>> Begin INPUT ROWS

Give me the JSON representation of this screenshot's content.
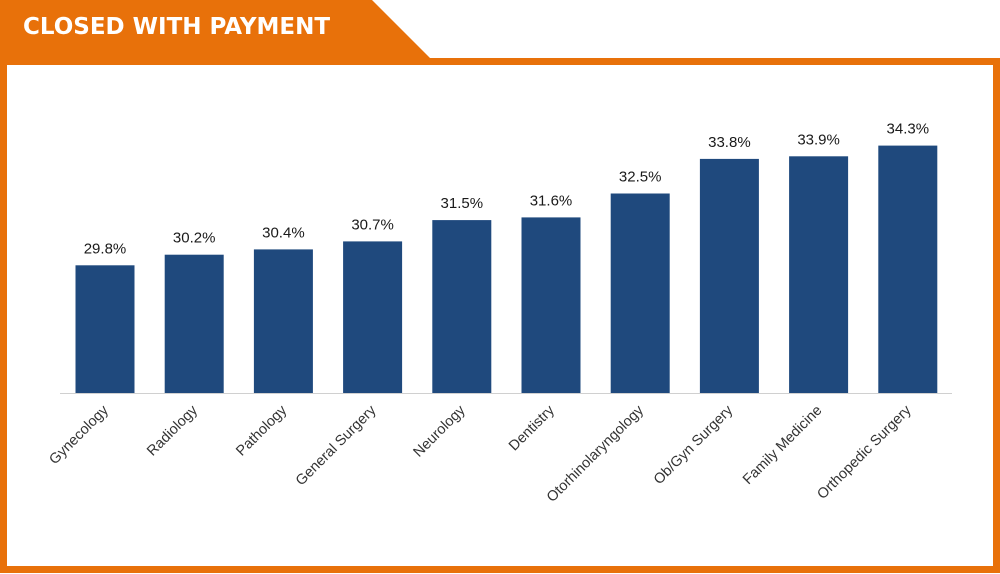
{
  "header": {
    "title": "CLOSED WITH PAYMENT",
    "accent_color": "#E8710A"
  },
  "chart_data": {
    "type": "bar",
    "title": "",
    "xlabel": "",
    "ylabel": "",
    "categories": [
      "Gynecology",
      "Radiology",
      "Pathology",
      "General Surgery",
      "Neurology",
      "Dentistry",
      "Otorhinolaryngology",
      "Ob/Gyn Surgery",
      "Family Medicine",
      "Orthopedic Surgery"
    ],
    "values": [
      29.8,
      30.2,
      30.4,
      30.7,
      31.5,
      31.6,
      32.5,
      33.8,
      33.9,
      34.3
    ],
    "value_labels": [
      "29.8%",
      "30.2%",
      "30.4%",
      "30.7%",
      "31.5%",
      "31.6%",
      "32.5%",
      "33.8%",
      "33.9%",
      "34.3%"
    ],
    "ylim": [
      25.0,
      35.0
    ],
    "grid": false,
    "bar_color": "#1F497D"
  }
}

>> End INPUT ROWS
>> Begin INPUT ROWS

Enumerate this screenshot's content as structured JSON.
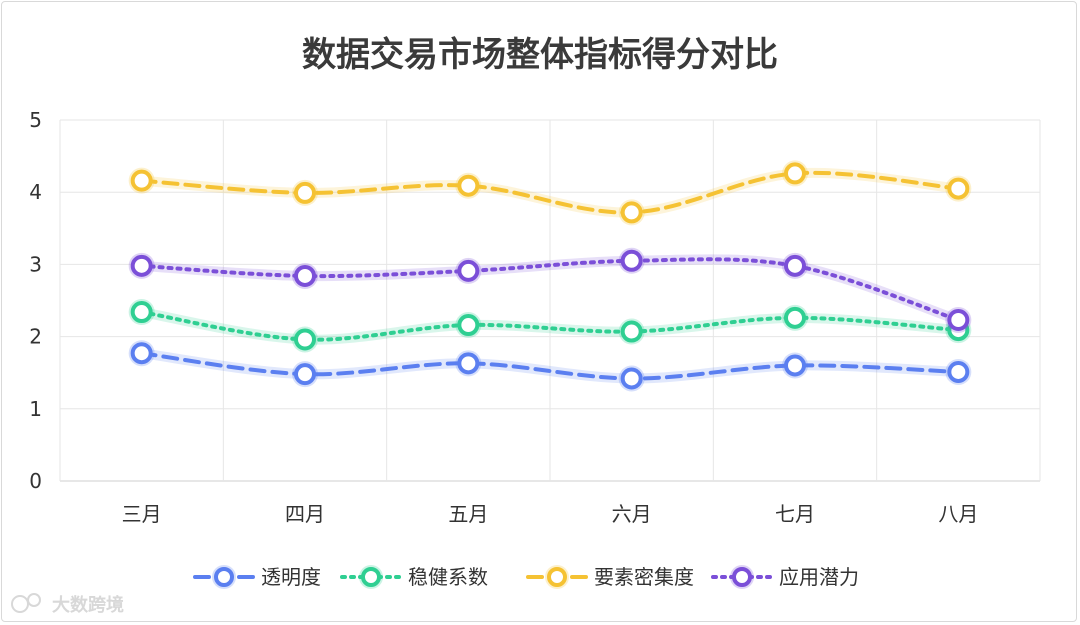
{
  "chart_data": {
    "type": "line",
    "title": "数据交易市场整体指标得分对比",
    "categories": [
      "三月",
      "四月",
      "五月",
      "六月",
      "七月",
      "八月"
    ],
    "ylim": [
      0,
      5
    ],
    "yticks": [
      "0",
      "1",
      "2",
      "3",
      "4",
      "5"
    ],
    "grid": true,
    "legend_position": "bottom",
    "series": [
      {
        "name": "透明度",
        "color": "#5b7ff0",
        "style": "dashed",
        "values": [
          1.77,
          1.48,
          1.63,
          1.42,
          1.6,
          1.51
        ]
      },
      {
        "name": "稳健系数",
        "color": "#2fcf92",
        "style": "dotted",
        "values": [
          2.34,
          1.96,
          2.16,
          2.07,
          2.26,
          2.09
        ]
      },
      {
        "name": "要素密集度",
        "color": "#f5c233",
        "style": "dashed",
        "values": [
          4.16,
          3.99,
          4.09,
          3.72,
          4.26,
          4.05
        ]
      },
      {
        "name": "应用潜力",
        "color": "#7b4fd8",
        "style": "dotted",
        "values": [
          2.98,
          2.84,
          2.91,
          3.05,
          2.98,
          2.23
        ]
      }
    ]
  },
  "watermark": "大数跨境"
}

>> End INPUT ROWS

> [WHAT IS ASKED] Within the listing above, copy each line that has the string "content".

> [SOLUTION BELOW]
Give me the JSON representation of this screenshot's content.
Enumerate this screenshot's content as structured JSON.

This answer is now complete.